=== WORK TO BE COMPLETED ===
Copy each entry as it stands, leaving nothing out.

=== DATASET EXTRACT ===
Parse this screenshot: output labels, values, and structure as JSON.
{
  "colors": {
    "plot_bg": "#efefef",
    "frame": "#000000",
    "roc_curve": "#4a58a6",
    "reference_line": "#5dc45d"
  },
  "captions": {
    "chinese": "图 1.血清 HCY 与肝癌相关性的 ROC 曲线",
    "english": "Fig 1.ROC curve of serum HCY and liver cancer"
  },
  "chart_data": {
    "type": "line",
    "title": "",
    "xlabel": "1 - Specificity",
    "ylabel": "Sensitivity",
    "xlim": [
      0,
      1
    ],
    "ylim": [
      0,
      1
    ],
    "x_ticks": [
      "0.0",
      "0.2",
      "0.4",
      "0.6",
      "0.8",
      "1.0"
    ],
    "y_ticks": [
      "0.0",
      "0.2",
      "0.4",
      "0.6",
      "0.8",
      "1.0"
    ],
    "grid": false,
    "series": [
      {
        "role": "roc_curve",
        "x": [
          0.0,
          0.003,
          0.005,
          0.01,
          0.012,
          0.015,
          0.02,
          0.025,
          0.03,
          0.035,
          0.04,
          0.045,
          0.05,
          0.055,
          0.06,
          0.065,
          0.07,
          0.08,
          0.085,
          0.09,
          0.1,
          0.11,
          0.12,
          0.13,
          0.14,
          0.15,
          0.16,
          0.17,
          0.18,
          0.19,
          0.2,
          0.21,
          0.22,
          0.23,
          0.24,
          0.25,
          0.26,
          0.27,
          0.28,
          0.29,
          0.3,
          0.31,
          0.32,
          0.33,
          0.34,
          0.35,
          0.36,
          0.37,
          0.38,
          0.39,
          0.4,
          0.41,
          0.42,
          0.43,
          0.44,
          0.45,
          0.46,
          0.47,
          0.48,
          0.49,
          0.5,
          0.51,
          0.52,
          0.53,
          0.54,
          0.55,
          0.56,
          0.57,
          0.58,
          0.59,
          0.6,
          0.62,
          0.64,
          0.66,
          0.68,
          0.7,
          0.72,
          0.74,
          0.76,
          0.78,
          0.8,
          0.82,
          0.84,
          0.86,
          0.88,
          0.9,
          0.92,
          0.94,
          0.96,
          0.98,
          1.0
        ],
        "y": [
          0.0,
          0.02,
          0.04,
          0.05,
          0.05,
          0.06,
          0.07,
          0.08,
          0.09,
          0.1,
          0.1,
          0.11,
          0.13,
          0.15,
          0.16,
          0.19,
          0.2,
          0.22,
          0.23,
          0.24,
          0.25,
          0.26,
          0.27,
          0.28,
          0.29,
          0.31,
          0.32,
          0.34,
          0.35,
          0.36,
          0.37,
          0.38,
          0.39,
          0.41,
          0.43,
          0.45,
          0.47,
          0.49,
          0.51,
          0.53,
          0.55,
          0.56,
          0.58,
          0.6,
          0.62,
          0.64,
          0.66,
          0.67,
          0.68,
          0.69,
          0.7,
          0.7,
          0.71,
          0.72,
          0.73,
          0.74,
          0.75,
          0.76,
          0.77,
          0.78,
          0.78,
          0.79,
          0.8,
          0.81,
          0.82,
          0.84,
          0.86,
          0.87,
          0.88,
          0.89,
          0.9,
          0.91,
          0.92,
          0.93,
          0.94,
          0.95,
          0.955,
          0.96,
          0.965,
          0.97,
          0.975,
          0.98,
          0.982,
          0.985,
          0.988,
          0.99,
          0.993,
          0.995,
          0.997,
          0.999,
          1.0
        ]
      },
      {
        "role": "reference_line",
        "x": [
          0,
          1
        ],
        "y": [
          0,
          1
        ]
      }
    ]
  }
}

=== RESPONSE BELOW ===
Parse this screenshot: output labels, values, and structure as JSON.
{
  "colors": {
    "plot_bg": "#efefef",
    "frame": "#000000",
    "roc_curve": "#4a58a6",
    "reference_line": "#5dc45d"
  },
  "captions": {
    "chinese": "图 1.血清 HCY 与肝癌相关性的 ROC 曲线",
    "english": "Fig 1.ROC curve of serum HCY and liver cancer"
  },
  "chart_data": {
    "type": "line",
    "title": "",
    "xlabel": "1 - Specificity",
    "ylabel": "Sensitivity",
    "xlim": [
      0,
      1
    ],
    "ylim": [
      0,
      1
    ],
    "x_ticks": [
      "0.0",
      "0.2",
      "0.4",
      "0.6",
      "0.8",
      "1.0"
    ],
    "y_ticks": [
      "0.0",
      "0.2",
      "0.4",
      "0.6",
      "0.8",
      "1.0"
    ],
    "grid": false,
    "series": [
      {
        "role": "roc_curve",
        "x": [
          0.0,
          0.003,
          0.005,
          0.01,
          0.012,
          0.015,
          0.02,
          0.025,
          0.03,
          0.035,
          0.04,
          0.045,
          0.05,
          0.055,
          0.06,
          0.065,
          0.07,
          0.08,
          0.085,
          0.09,
          0.1,
          0.11,
          0.12,
          0.13,
          0.14,
          0.15,
          0.16,
          0.17,
          0.18,
          0.19,
          0.2,
          0.21,
          0.22,
          0.23,
          0.24,
          0.25,
          0.26,
          0.27,
          0.28,
          0.29,
          0.3,
          0.31,
          0.32,
          0.33,
          0.34,
          0.35,
          0.36,
          0.37,
          0.38,
          0.39,
          0.4,
          0.41,
          0.42,
          0.43,
          0.44,
          0.45,
          0.46,
          0.47,
          0.48,
          0.49,
          0.5,
          0.51,
          0.52,
          0.53,
          0.54,
          0.55,
          0.56,
          0.57,
          0.58,
          0.59,
          0.6,
          0.62,
          0.64,
          0.66,
          0.68,
          0.7,
          0.72,
          0.74,
          0.76,
          0.78,
          0.8,
          0.82,
          0.84,
          0.86,
          0.88,
          0.9,
          0.92,
          0.94,
          0.96,
          0.98,
          1.0
        ],
        "y": [
          0.0,
          0.02,
          0.04,
          0.05,
          0.05,
          0.06,
          0.07,
          0.08,
          0.09,
          0.1,
          0.1,
          0.11,
          0.13,
          0.15,
          0.16,
          0.19,
          0.2,
          0.22,
          0.23,
          0.24,
          0.25,
          0.26,
          0.27,
          0.28,
          0.29,
          0.31,
          0.32,
          0.34,
          0.35,
          0.36,
          0.37,
          0.38,
          0.39,
          0.41,
          0.43,
          0.45,
          0.47,
          0.49,
          0.51,
          0.53,
          0.55,
          0.56,
          0.58,
          0.6,
          0.62,
          0.64,
          0.66,
          0.67,
          0.68,
          0.69,
          0.7,
          0.7,
          0.71,
          0.72,
          0.73,
          0.74,
          0.75,
          0.76,
          0.77,
          0.78,
          0.78,
          0.79,
          0.8,
          0.81,
          0.82,
          0.84,
          0.86,
          0.87,
          0.88,
          0.89,
          0.9,
          0.91,
          0.92,
          0.93,
          0.94,
          0.95,
          0.955,
          0.96,
          0.965,
          0.97,
          0.975,
          0.98,
          0.982,
          0.985,
          0.988,
          0.99,
          0.993,
          0.995,
          0.997,
          0.999,
          1.0
        ]
      },
      {
        "role": "reference_line",
        "x": [
          0,
          1
        ],
        "y": [
          0,
          1
        ]
      }
    ]
  }
}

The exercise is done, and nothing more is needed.